## begin

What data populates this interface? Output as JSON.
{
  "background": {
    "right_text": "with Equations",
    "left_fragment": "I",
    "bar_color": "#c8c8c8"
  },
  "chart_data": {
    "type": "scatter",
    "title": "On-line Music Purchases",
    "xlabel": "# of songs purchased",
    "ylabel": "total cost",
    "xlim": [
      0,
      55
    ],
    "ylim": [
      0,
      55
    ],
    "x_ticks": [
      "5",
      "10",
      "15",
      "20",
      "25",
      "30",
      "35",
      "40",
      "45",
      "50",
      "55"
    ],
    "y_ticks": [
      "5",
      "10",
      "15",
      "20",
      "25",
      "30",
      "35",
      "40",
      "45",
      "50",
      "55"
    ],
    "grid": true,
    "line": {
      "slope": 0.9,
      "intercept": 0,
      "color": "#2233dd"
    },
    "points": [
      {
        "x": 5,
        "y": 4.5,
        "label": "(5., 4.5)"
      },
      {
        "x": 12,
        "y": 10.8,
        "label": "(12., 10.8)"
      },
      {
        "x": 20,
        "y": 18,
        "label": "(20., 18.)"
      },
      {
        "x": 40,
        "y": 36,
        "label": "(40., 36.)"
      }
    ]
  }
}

## end

_Your task_
Every record above should be output exactly.

_Final result_
What data populates this interface? Output as JSON.
{
  "background": {
    "right_text": "with Equations",
    "left_fragment": "I",
    "bar_color": "#c8c8c8"
  },
  "chart_data": {
    "type": "scatter",
    "title": "On-line Music Purchases",
    "xlabel": "# of songs purchased",
    "ylabel": "total cost",
    "xlim": [
      0,
      55
    ],
    "ylim": [
      0,
      55
    ],
    "x_ticks": [
      "5",
      "10",
      "15",
      "20",
      "25",
      "30",
      "35",
      "40",
      "45",
      "50",
      "55"
    ],
    "y_ticks": [
      "5",
      "10",
      "15",
      "20",
      "25",
      "30",
      "35",
      "40",
      "45",
      "50",
      "55"
    ],
    "grid": true,
    "line": {
      "slope": 0.9,
      "intercept": 0,
      "color": "#2233dd"
    },
    "points": [
      {
        "x": 5,
        "y": 4.5,
        "label": "(5., 4.5)"
      },
      {
        "x": 12,
        "y": 10.8,
        "label": "(12., 10.8)"
      },
      {
        "x": 20,
        "y": 18,
        "label": "(20., 18.)"
      },
      {
        "x": 40,
        "y": 36,
        "label": "(40., 36.)"
      }
    ]
  }
}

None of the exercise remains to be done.